> _RECORDS SHOWN_:
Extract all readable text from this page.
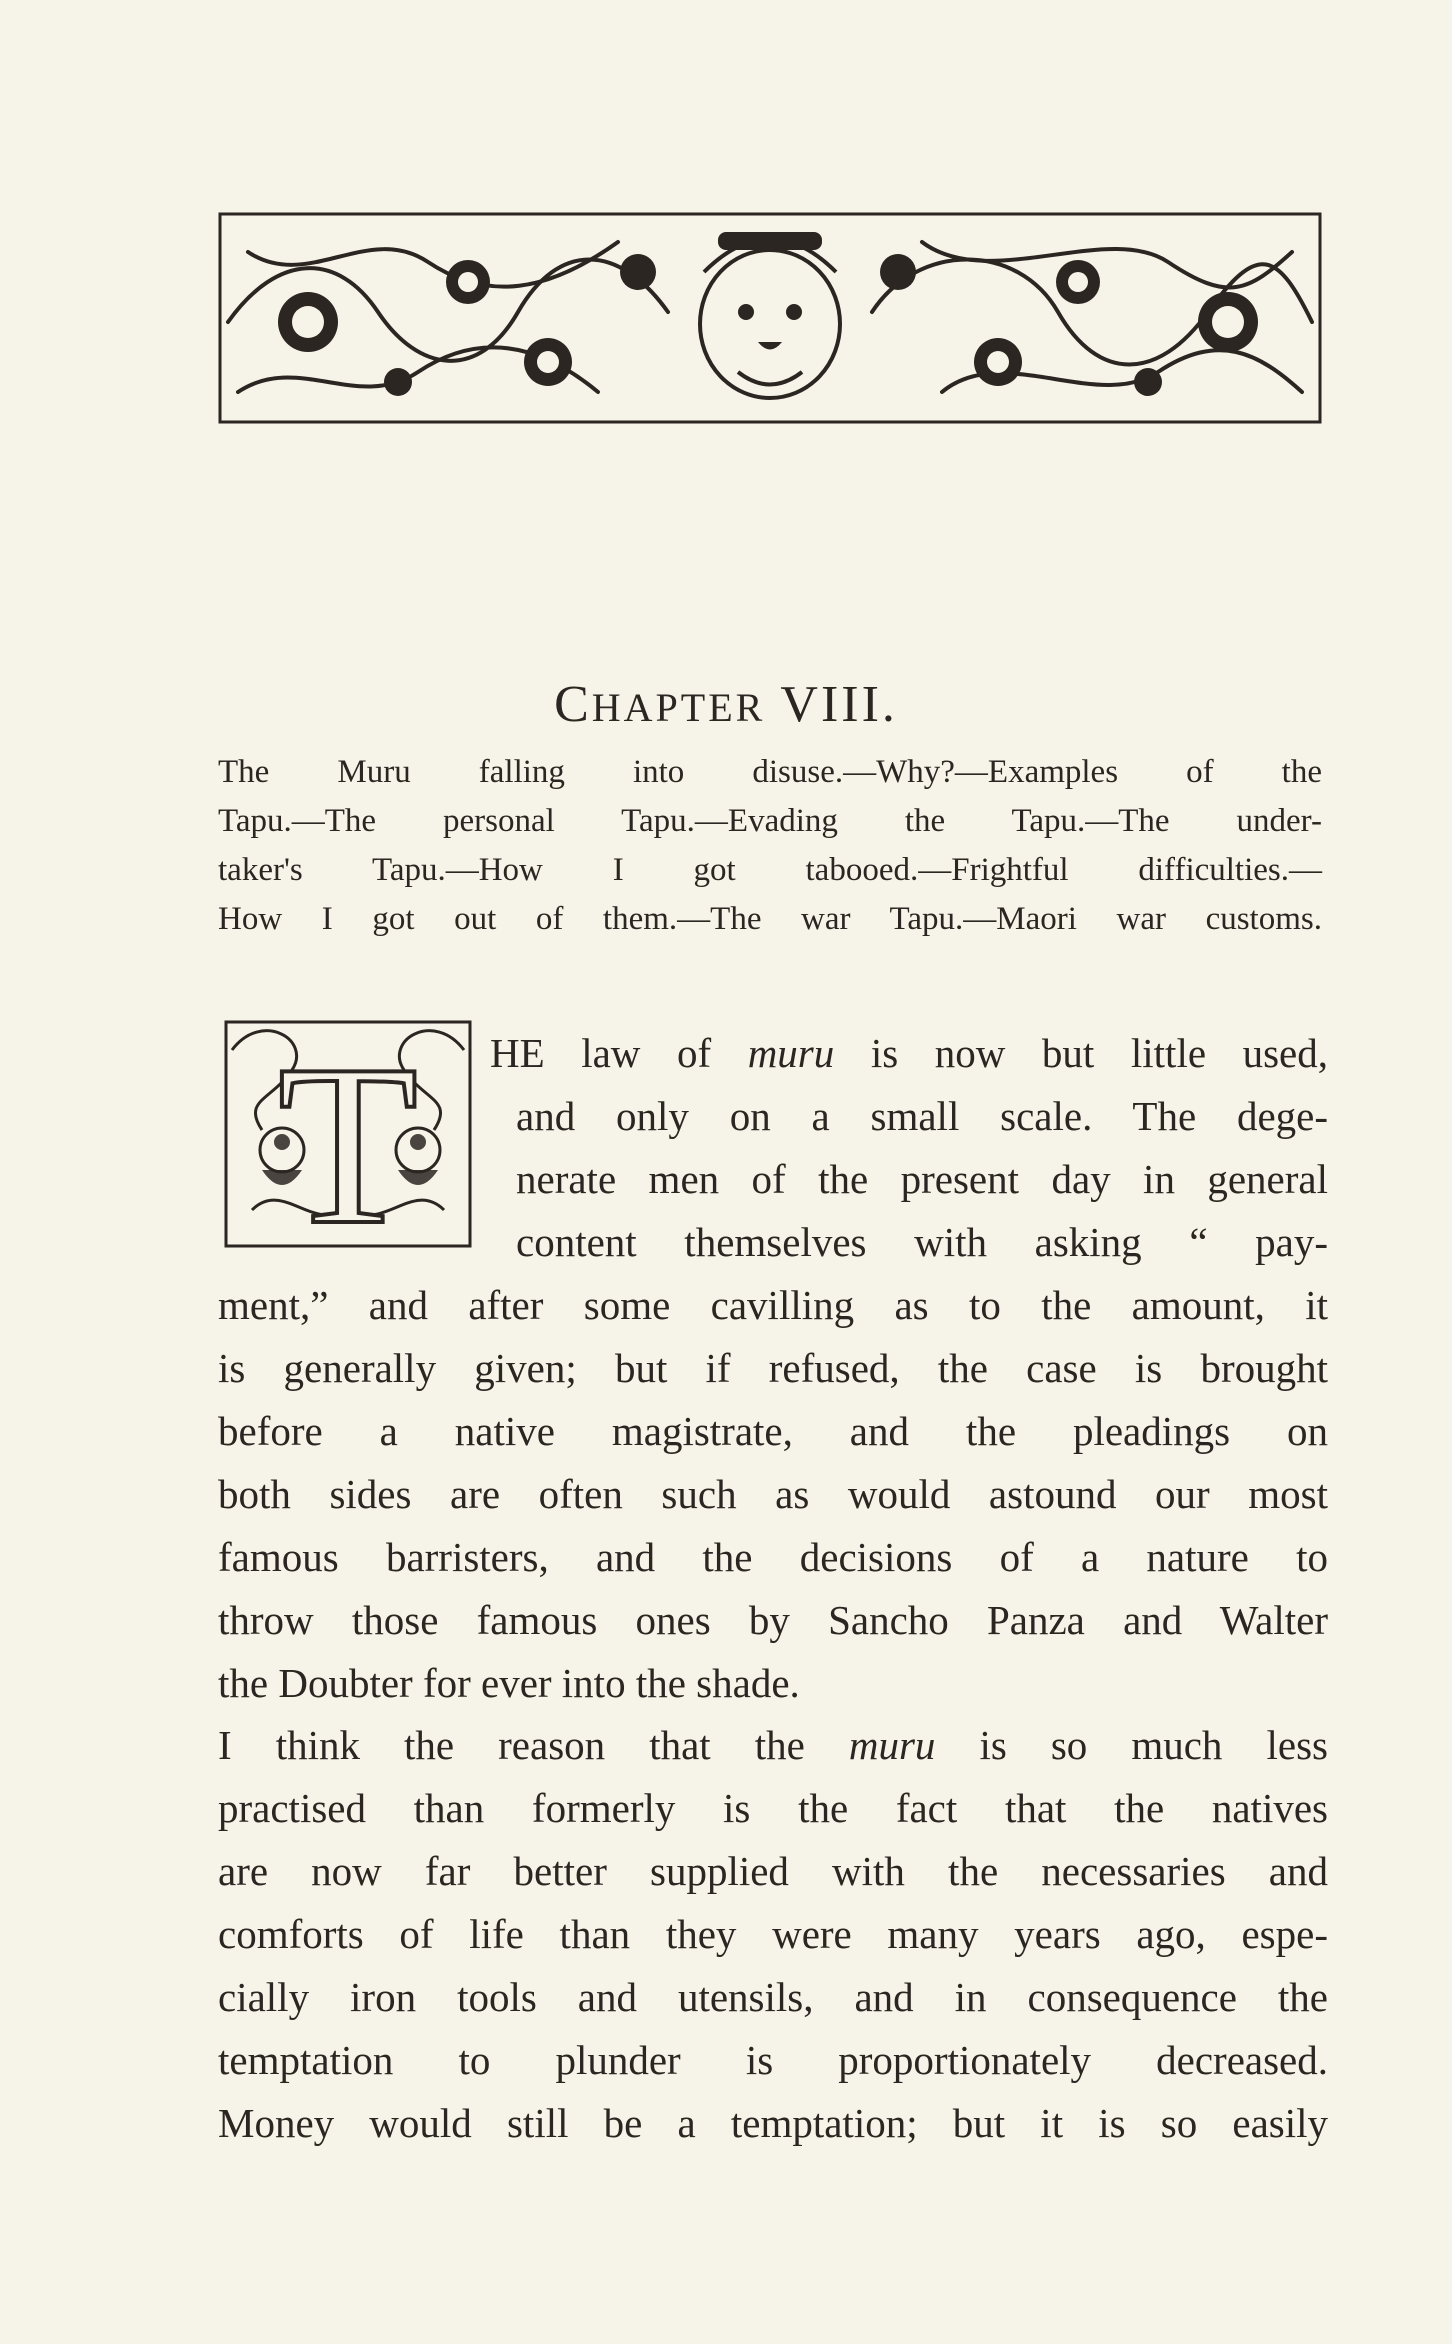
CHAPTER VIII.

The Muru falling into disuse.—Why?—Examples of the
Tapu.—The personal Tapu.—Evading the Tapu.—The under-
taker's Tapu.—How I got tabooed.—Frightful difficulties.—
How I got out of them.—The war Tapu.—Maori war customs.

T HE law of muru is now but little used,
and only on a small scale. The dege-
nerate men of the present day in general
content themselves with asking “ pay-

ment,” and after some cavilling as to the amount, it
is generally given; but if refused, the case is brought
before a native magistrate, and the pleadings on
both sides are often such as would astound our most
famous barristers, and the decisions of a nature to
throw those famous ones by Sancho Panza and Walter
the Doubter for ever into the shade.

I think the reason that the muru is so much less
practised than formerly is the fact that the natives
are now far better supplied with the necessaries and
comforts of life than they were many years ago, espe-
cially iron tools and utensils, and in consequence the
temptation to plunder is proportionately decreased.
Money would still be a temptation; but it is so easily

> _DO THIS_:
Go through the data and gather every line that holds "temptation".

> _EXERCISE SOLUTION_:
temptation to plunder is proportionately decreased.
Money would still be a temptation; but it is so easily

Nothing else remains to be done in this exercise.